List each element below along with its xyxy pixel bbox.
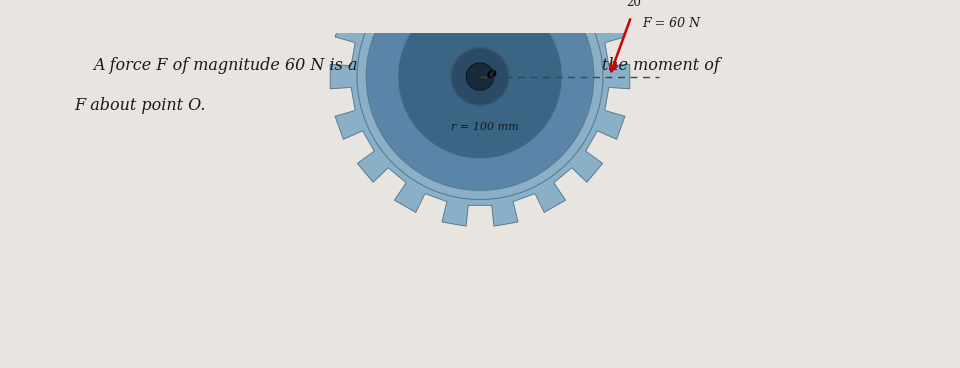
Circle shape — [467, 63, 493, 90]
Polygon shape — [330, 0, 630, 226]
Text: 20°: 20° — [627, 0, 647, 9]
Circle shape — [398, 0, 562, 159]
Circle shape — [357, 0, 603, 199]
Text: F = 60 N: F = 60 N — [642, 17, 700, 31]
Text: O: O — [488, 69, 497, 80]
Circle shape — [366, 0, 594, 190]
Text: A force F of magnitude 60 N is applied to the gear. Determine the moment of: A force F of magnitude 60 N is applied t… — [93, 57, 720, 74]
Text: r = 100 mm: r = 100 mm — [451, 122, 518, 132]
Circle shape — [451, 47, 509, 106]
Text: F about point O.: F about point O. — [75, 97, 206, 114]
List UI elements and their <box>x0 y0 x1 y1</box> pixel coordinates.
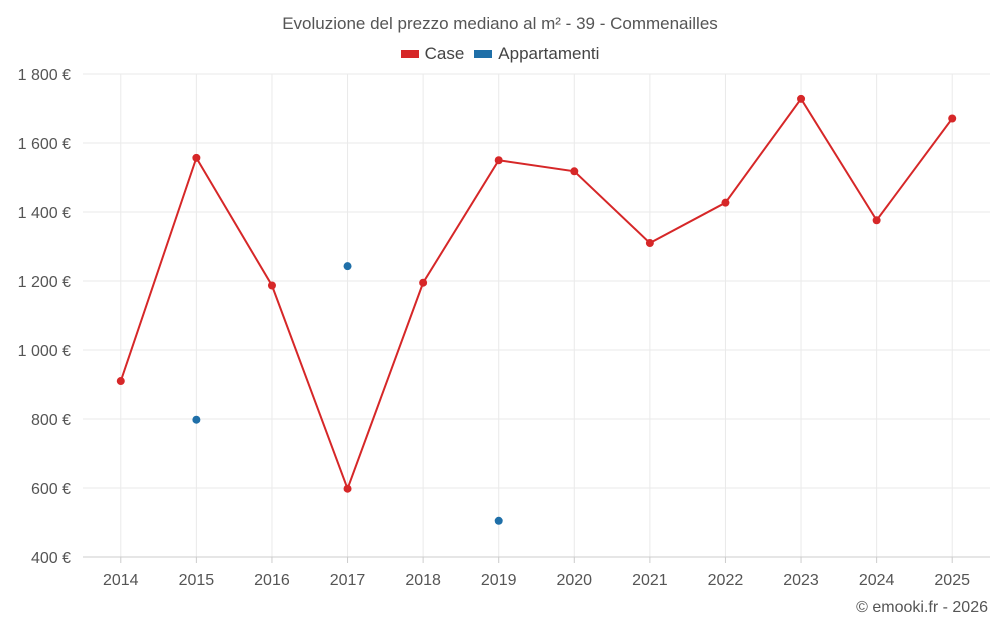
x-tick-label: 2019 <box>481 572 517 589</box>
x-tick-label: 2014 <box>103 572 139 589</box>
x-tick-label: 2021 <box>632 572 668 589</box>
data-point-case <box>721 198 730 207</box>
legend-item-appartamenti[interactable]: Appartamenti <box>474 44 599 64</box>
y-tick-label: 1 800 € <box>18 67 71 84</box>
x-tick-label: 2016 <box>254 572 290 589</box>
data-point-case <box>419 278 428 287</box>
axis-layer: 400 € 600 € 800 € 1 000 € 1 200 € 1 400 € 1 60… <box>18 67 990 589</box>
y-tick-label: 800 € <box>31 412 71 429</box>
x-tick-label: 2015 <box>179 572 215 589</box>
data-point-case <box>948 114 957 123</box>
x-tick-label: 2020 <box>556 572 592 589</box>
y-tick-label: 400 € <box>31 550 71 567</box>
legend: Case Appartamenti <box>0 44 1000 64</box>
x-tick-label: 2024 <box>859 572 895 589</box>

• Work required: Copy every line of the entries above word for word, leaving out the pictures.

• Response to this exercise:
List each element below along with its xyxy pixel bbox.
Circle shape — [467, 63, 493, 90]
Polygon shape — [330, 0, 630, 226]
Text: 20°: 20° — [627, 0, 647, 9]
Circle shape — [398, 0, 562, 159]
Circle shape — [357, 0, 603, 199]
Text: F = 60 N: F = 60 N — [642, 17, 700, 31]
Text: O: O — [488, 69, 497, 80]
Circle shape — [366, 0, 594, 190]
Text: A force F of magnitude 60 N is applied to the gear. Determine the moment of: A force F of magnitude 60 N is applied t… — [93, 57, 720, 74]
Text: r = 100 mm: r = 100 mm — [451, 122, 518, 132]
Circle shape — [451, 47, 509, 106]
Text: F about point O.: F about point O. — [75, 97, 206, 114]
List UI elements and their <box>x0 y0 x1 y1</box> pixel coordinates.
x-tick-label: 2019 <box>481 572 517 589</box>
x-tick-label: 2014 <box>103 572 139 589</box>
x-tick-label: 2021 <box>632 572 668 589</box>
data-point-case <box>721 198 730 207</box>
legend-item-appartamenti[interactable]: Appartamenti <box>474 44 599 64</box>
y-tick-label: 1 800 € <box>18 67 71 84</box>
x-tick-label: 2016 <box>254 572 290 589</box>
data-point-case <box>419 278 428 287</box>
axis-layer: 400 € 600 € 800 € 1 000 € 1 200 € 1 400 € 1 60… <box>18 67 990 589</box>
y-tick-label: 800 € <box>31 412 71 429</box>
x-tick-label: 2015 <box>179 572 215 589</box>
data-point-case <box>948 114 957 123</box>
x-tick-label: 2020 <box>556 572 592 589</box>
y-tick-label: 400 € <box>31 550 71 567</box>
legend: Case Appartamenti <box>0 44 1000 64</box>
x-tick-label: 2024 <box>859 572 895 589</box>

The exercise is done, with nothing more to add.